● **Records for the exercise**

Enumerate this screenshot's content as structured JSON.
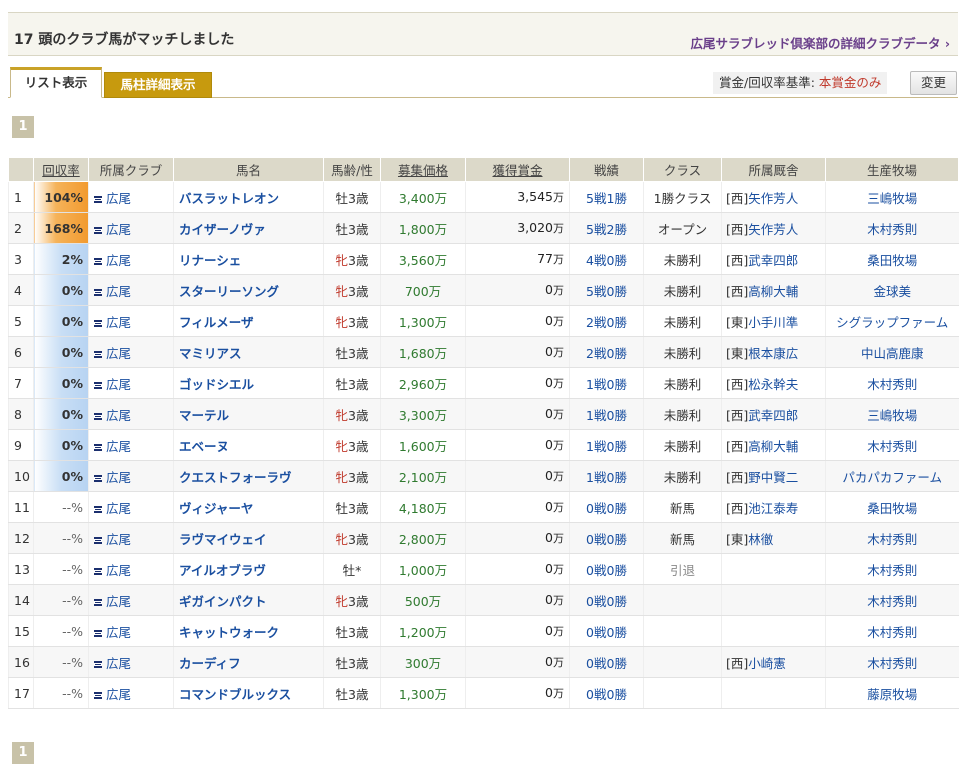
{
  "header": {
    "count": "17",
    "match_text": "頭のクラブ馬がマッチしました",
    "club_link": "広尾サラブレッド倶楽部の詳細クラブデータ ›"
  },
  "tabs": {
    "list": "リスト表示",
    "detail": "馬柱詳細表示"
  },
  "criteria": {
    "label": "賞金/回収率基準: ",
    "value": "本賞金のみ",
    "change_button": "変更"
  },
  "pager": {
    "current": "1"
  },
  "columns": {
    "rate": "回収率",
    "club": "所属クラブ",
    "name": "馬名",
    "age": "馬齢/性",
    "price": "募集価格",
    "earnings": "獲得賞金",
    "record": "戦績",
    "class": "クラス",
    "stable": "所属厩舎",
    "farm": "生産牧場"
  },
  "rows": [
    {
      "idx": "1",
      "rate": "104%",
      "rate_level": "hi",
      "club": "広尾",
      "name": "バスラットレオン",
      "sex": "牡",
      "age": "3歳",
      "female": false,
      "price": "3,400万",
      "earn": "3,545",
      "unit": "万",
      "record": "5戦1勝",
      "class": "1勝クラス",
      "region": "[西]",
      "trainer": "矢作芳人",
      "farm": "三嶋牧場"
    },
    {
      "idx": "2",
      "rate": "168%",
      "rate_level": "hi",
      "club": "広尾",
      "name": "カイザーノヴァ",
      "sex": "牡",
      "age": "3歳",
      "female": false,
      "price": "1,800万",
      "earn": "3,020",
      "unit": "万",
      "record": "5戦2勝",
      "class": "オープン",
      "region": "[西]",
      "trainer": "矢作芳人",
      "farm": "木村秀則"
    },
    {
      "idx": "3",
      "rate": "2%",
      "rate_level": "lo",
      "club": "広尾",
      "name": "リナーシェ",
      "sex": "牝",
      "age": "3歳",
      "female": true,
      "price": "3,560万",
      "earn": "77",
      "unit": "万",
      "record": "4戦0勝",
      "class": "未勝利",
      "region": "[西]",
      "trainer": "武幸四郎",
      "farm": "桑田牧場"
    },
    {
      "idx": "4",
      "rate": "0%",
      "rate_level": "lo",
      "club": "広尾",
      "name": "スターリーソング",
      "sex": "牝",
      "age": "3歳",
      "female": true,
      "price": "700万",
      "earn": "0",
      "unit": "万",
      "record": "5戦0勝",
      "class": "未勝利",
      "region": "[西]",
      "trainer": "高柳大輔",
      "farm": "金球美"
    },
    {
      "idx": "5",
      "rate": "0%",
      "rate_level": "lo",
      "club": "広尾",
      "name": "フィルメーザ",
      "sex": "牝",
      "age": "3歳",
      "female": true,
      "price": "1,300万",
      "earn": "0",
      "unit": "万",
      "record": "2戦0勝",
      "class": "未勝利",
      "region": "[東]",
      "trainer": "小手川準",
      "farm": "シグラップファーム"
    },
    {
      "idx": "6",
      "rate": "0%",
      "rate_level": "lo",
      "club": "広尾",
      "name": "マミリアス",
      "sex": "牡",
      "age": "3歳",
      "female": false,
      "price": "1,680万",
      "earn": "0",
      "unit": "万",
      "record": "2戦0勝",
      "class": "未勝利",
      "region": "[東]",
      "trainer": "根本康広",
      "farm": "中山高鹿康"
    },
    {
      "idx": "7",
      "rate": "0%",
      "rate_level": "lo",
      "club": "広尾",
      "name": "ゴッドシエル",
      "sex": "牡",
      "age": "3歳",
      "female": false,
      "price": "2,960万",
      "earn": "0",
      "unit": "万",
      "record": "1戦0勝",
      "class": "未勝利",
      "region": "[西]",
      "trainer": "松永幹夫",
      "farm": "木村秀則"
    },
    {
      "idx": "8",
      "rate": "0%",
      "rate_level": "lo",
      "club": "広尾",
      "name": "マーテル",
      "sex": "牝",
      "age": "3歳",
      "female": true,
      "price": "3,300万",
      "earn": "0",
      "unit": "万",
      "record": "1戦0勝",
      "class": "未勝利",
      "region": "[西]",
      "trainer": "武幸四郎",
      "farm": "三嶋牧場"
    },
    {
      "idx": "9",
      "rate": "0%",
      "rate_level": "lo",
      "club": "広尾",
      "name": "エベーヌ",
      "sex": "牝",
      "age": "3歳",
      "female": true,
      "price": "1,600万",
      "earn": "0",
      "unit": "万",
      "record": "1戦0勝",
      "class": "未勝利",
      "region": "[西]",
      "trainer": "高柳大輔",
      "farm": "木村秀則"
    },
    {
      "idx": "10",
      "rate": "0%",
      "rate_level": "lo",
      "club": "広尾",
      "name": "クエストフォーラヴ",
      "sex": "牝",
      "age": "3歳",
      "female": true,
      "price": "2,100万",
      "earn": "0",
      "unit": "万",
      "record": "1戦0勝",
      "class": "未勝利",
      "region": "[西]",
      "trainer": "野中賢二",
      "farm": "パカパカファーム"
    },
    {
      "idx": "11",
      "rate": "--%",
      "rate_level": "none",
      "club": "広尾",
      "name": "ヴィジャーヤ",
      "sex": "牡",
      "age": "3歳",
      "female": false,
      "price": "4,180万",
      "earn": "0",
      "unit": "万",
      "record": "0戦0勝",
      "class": "新馬",
      "region": "[西]",
      "trainer": "池江泰寿",
      "farm": "桑田牧場"
    },
    {
      "idx": "12",
      "rate": "--%",
      "rate_level": "none",
      "club": "広尾",
      "name": "ラヴマイウェイ",
      "sex": "牝",
      "age": "3歳",
      "female": true,
      "price": "2,800万",
      "earn": "0",
      "unit": "万",
      "record": "0戦0勝",
      "class": "新馬",
      "region": "[東]",
      "trainer": "林徹",
      "farm": "木村秀則"
    },
    {
      "idx": "13",
      "rate": "--%",
      "rate_level": "none",
      "club": "広尾",
      "name": "アイルオブラヴ",
      "sex": "牡",
      "age": "*",
      "female": false,
      "price": "1,000万",
      "earn": "0",
      "unit": "万",
      "record": "0戦0勝",
      "class": "引退",
      "region": "",
      "trainer": "",
      "farm": "木村秀則"
    },
    {
      "idx": "14",
      "rate": "--%",
      "rate_level": "none",
      "club": "広尾",
      "name": "ギガインパクト",
      "sex": "牝",
      "age": "3歳",
      "female": true,
      "price": "500万",
      "earn": "0",
      "unit": "万",
      "record": "0戦0勝",
      "class": "",
      "region": "",
      "trainer": "",
      "farm": "木村秀則"
    },
    {
      "idx": "15",
      "rate": "--%",
      "rate_level": "none",
      "club": "広尾",
      "name": "キャットウォーク",
      "sex": "牡",
      "age": "3歳",
      "female": false,
      "price": "1,200万",
      "earn": "0",
      "unit": "万",
      "record": "0戦0勝",
      "class": "",
      "region": "",
      "trainer": "",
      "farm": "木村秀則"
    },
    {
      "idx": "16",
      "rate": "--%",
      "rate_level": "none",
      "club": "広尾",
      "name": "カーディフ",
      "sex": "牡",
      "age": "3歳",
      "female": false,
      "price": "300万",
      "earn": "0",
      "unit": "万",
      "record": "0戦0勝",
      "class": "",
      "region": "[西]",
      "trainer": "小崎憲",
      "farm": "木村秀則"
    },
    {
      "idx": "17",
      "rate": "--%",
      "rate_level": "none",
      "club": "広尾",
      "name": "コマンドブルックス",
      "sex": "牡",
      "age": "3歳",
      "female": false,
      "price": "1,300万",
      "earn": "0",
      "unit": "万",
      "record": "0戦0勝",
      "class": "",
      "region": "",
      "trainer": "",
      "farm": "藤原牧場"
    }
  ],
  "colors": {
    "rate_high": "#f29a2e",
    "rate_low": "#b7d3f2",
    "link": "#1a4fa0",
    "female": "#c0392b",
    "price": "#2f7a2f",
    "tab_active_detail": "#c79a0e"
  }
}
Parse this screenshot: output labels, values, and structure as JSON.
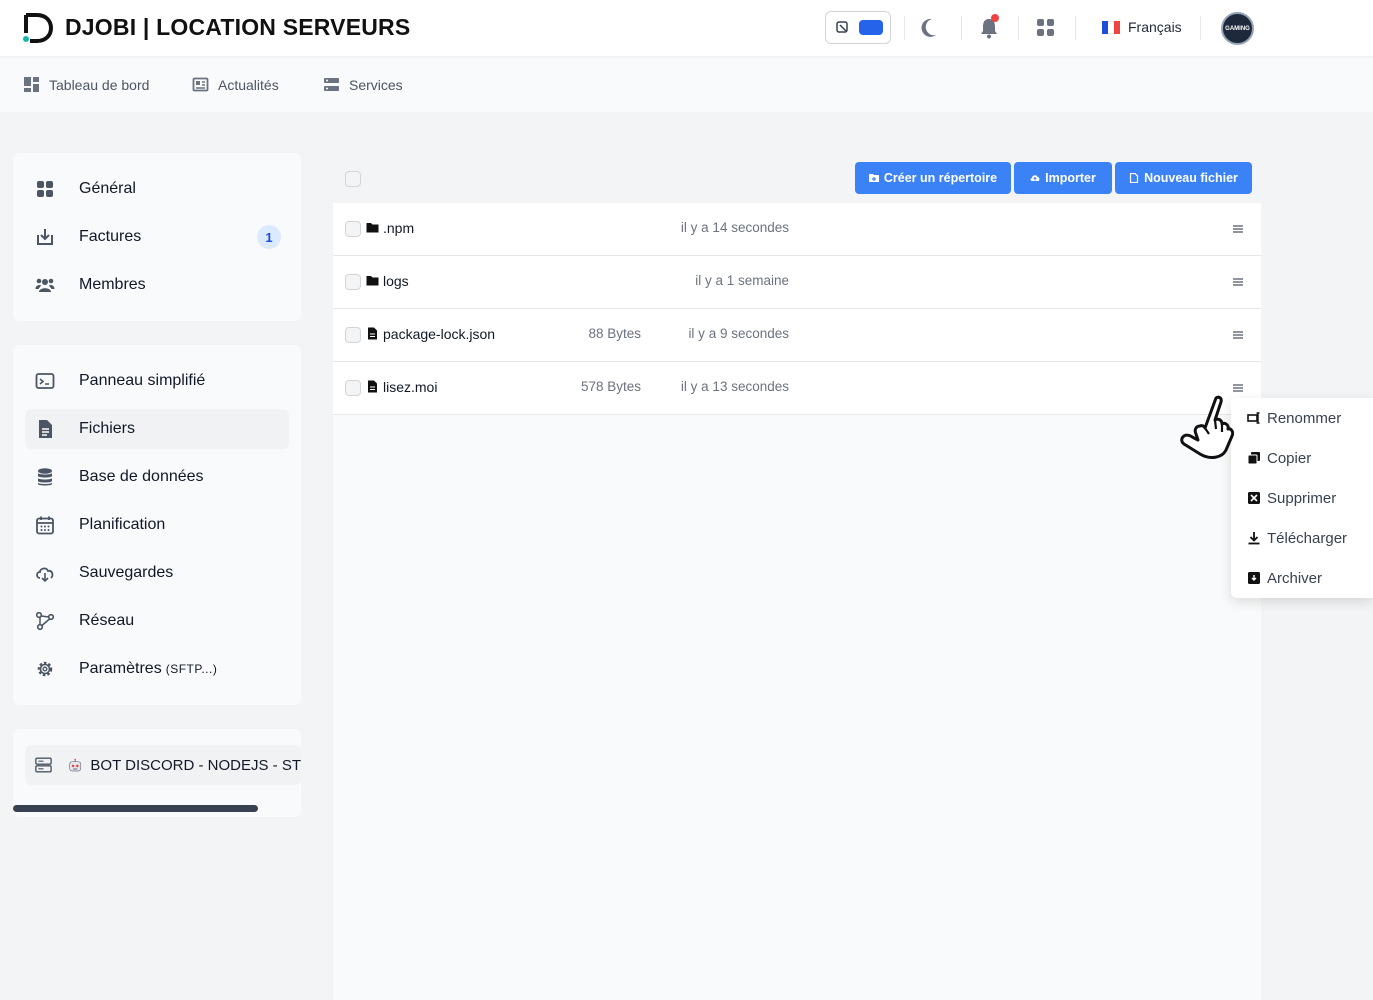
{
  "header": {
    "brand": "DJOBI | LOCATION SERVEURS",
    "language": "Français",
    "avatar_text": "GAMING",
    "icons": [
      "logo-icon",
      "theme-toggle",
      "moon-icon",
      "bell-icon",
      "apps-grid-icon",
      "france-flag-icon"
    ]
  },
  "topnav": {
    "items": [
      {
        "label": "Tableau de bord",
        "icon": "dashboard-icon"
      },
      {
        "label": "Actualités",
        "icon": "newspaper-icon"
      },
      {
        "label": "Services",
        "icon": "server-icon"
      }
    ]
  },
  "sidebar": {
    "account": [
      {
        "label": "Général",
        "icon": "grid-icon"
      },
      {
        "label": "Factures",
        "icon": "invoice-download-icon",
        "badge": "1"
      },
      {
        "label": "Membres",
        "icon": "users-icon"
      }
    ],
    "server": [
      {
        "label": "Panneau simplifié",
        "icon": "terminal-icon"
      },
      {
        "label": "Fichiers",
        "icon": "file-icon",
        "active": true
      },
      {
        "label": "Base de données",
        "icon": "database-icon"
      },
      {
        "label": "Planification",
        "icon": "calendar-icon"
      },
      {
        "label": "Sauvegardes",
        "icon": "cloud-backup-icon"
      },
      {
        "label": "Réseau",
        "icon": "network-icon"
      },
      {
        "label": "Paramètres",
        "suffix": "(SFTP...)",
        "icon": "gear-icon"
      }
    ],
    "server_selector": {
      "label": "BOT DISCORD - NODEJS - ST"
    }
  },
  "toolbar": {
    "create_dir": "Créer un répertoire",
    "import": "Importer",
    "new_file": "Nouveau fichier"
  },
  "files": [
    {
      "name": ".npm",
      "type": "folder",
      "size": "",
      "modified": "il y a 14 secondes"
    },
    {
      "name": "logs",
      "type": "folder",
      "size": "",
      "modified": "il y a 1 semaine"
    },
    {
      "name": "package-lock.json",
      "type": "file",
      "size": "88 Bytes",
      "modified": "il y a 9 secondes"
    },
    {
      "name": "lisez.moi",
      "type": "file",
      "size": "578 Bytes",
      "modified": "il y a 13 secondes"
    }
  ],
  "context_menu": {
    "items": [
      {
        "label": "Renommer",
        "icon": "rename-icon"
      },
      {
        "label": "Copier",
        "icon": "copy-icon"
      },
      {
        "label": "Supprimer",
        "icon": "delete-icon"
      },
      {
        "label": "Télécharger",
        "icon": "download-icon"
      },
      {
        "label": "Archiver",
        "icon": "archive-icon"
      }
    ]
  },
  "colors": {
    "primary": "#3b82f6",
    "toggle_accent": "#2563eb",
    "badge_bg": "#dbeafe",
    "notification_dot": "#ef4444"
  }
}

● **Aim**
Copy each line of the data that contains the word "size".

● **Full response**
      "size": "",
      "size": "",
      "size": "88 Bytes",
      "size": "578 Bytes",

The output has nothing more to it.